YOUR INSTRUCTIONS> Scan the records for the word "TXOP". Copy each line that includes it.

**** GIVEN RECORDS ****

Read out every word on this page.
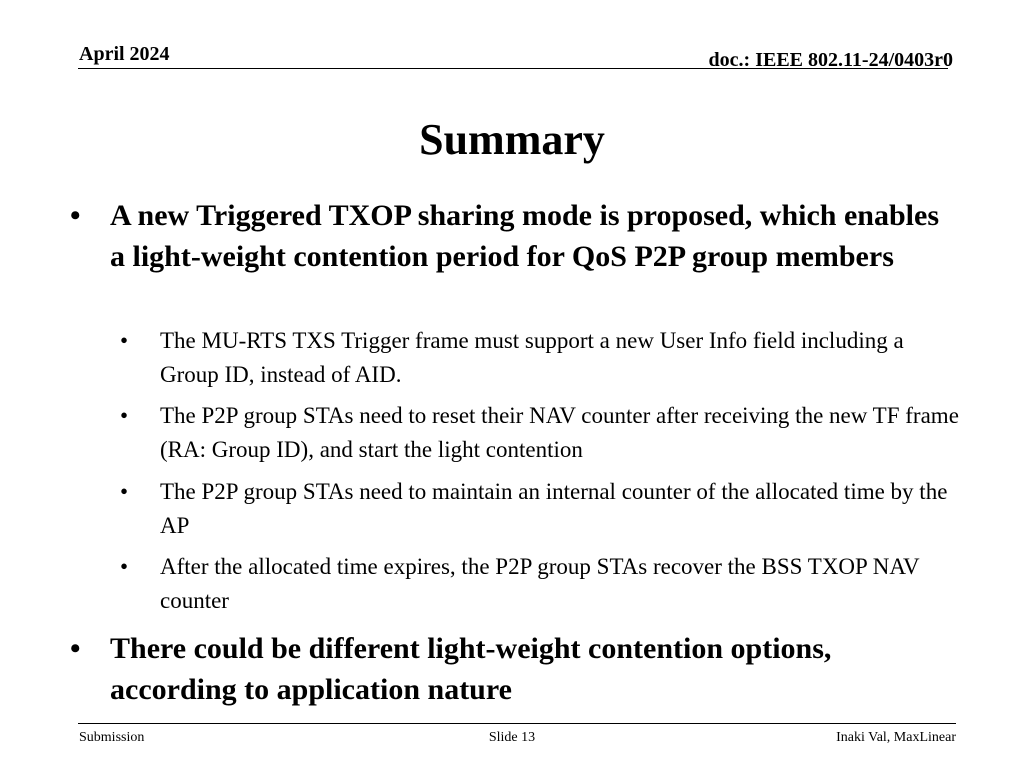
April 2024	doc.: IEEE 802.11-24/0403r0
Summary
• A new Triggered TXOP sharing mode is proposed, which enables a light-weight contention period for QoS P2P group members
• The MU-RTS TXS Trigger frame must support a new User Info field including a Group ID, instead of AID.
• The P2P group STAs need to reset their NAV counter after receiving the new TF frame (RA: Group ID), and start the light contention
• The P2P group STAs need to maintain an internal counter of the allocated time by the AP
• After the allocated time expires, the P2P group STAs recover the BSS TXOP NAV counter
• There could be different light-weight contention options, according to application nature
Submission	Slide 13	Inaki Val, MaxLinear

****
**** GIVEN RECORDS ****

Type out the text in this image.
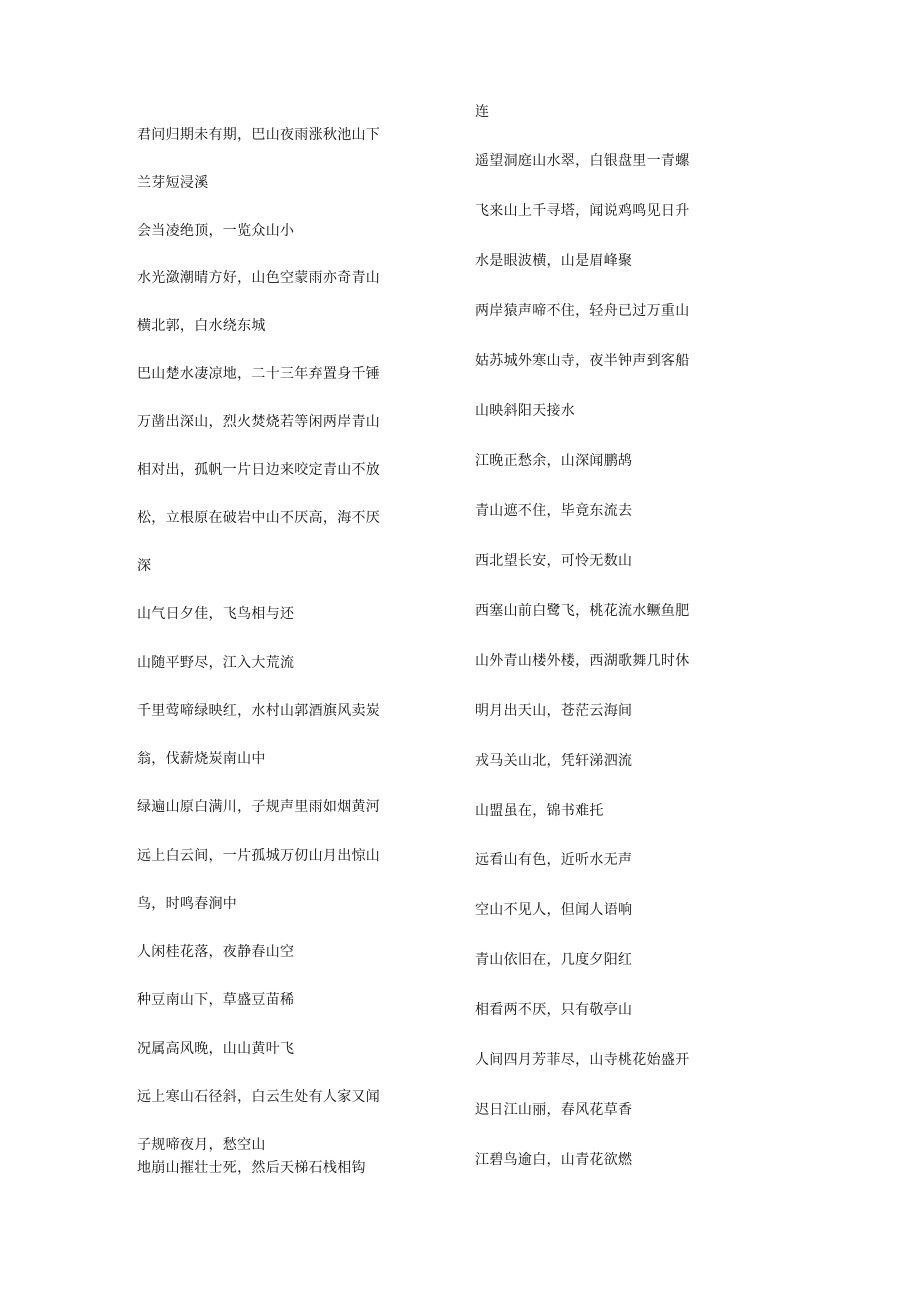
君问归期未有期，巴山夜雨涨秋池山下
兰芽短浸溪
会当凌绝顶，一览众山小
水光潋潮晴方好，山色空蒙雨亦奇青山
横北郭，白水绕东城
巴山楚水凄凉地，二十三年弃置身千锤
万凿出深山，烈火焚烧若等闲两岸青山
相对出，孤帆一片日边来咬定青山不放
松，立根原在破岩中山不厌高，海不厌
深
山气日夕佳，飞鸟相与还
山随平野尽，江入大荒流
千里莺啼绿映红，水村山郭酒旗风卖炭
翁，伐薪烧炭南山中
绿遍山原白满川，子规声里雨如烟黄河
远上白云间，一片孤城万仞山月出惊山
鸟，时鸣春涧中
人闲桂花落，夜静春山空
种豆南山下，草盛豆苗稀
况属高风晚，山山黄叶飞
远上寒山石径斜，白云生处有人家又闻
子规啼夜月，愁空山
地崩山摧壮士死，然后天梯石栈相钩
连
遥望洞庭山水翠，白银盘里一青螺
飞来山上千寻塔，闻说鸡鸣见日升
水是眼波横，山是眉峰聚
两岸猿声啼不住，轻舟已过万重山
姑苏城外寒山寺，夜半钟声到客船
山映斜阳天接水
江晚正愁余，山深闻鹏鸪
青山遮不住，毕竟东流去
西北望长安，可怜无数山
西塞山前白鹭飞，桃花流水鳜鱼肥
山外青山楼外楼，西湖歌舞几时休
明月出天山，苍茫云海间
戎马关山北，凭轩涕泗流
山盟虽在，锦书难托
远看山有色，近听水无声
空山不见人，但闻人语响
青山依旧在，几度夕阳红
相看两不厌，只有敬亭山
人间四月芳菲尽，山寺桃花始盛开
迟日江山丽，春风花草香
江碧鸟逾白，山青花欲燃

****

TASK ANSWER>
• A new Triggered TXOP sharing mode is proposed, which enables a light-weight contention period for QoS P2P group members
• After the allocated time expires, the P2P group STAs recover the BSS TXOP NAV counter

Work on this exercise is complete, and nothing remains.